Stored data:
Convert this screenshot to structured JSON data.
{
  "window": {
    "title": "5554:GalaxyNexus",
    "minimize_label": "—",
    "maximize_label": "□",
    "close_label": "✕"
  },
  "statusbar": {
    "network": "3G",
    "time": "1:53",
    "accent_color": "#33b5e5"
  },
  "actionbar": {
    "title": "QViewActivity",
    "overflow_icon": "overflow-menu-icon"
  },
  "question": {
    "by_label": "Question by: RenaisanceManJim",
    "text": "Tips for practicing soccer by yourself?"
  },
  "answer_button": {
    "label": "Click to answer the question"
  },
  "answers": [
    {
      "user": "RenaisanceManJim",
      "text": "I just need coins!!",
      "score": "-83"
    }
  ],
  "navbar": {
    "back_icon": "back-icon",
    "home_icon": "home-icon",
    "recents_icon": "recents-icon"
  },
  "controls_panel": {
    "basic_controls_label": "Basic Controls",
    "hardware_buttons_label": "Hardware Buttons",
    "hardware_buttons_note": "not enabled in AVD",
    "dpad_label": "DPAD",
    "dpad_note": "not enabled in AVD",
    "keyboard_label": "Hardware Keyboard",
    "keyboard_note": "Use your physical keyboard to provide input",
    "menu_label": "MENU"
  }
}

Goal of the exercise -> Pick out the lines above that hold the string "text" and show them.

Finished task ->
    "text": "Tips for practicing soccer by yourself?"
      "text": "I just need coins!!",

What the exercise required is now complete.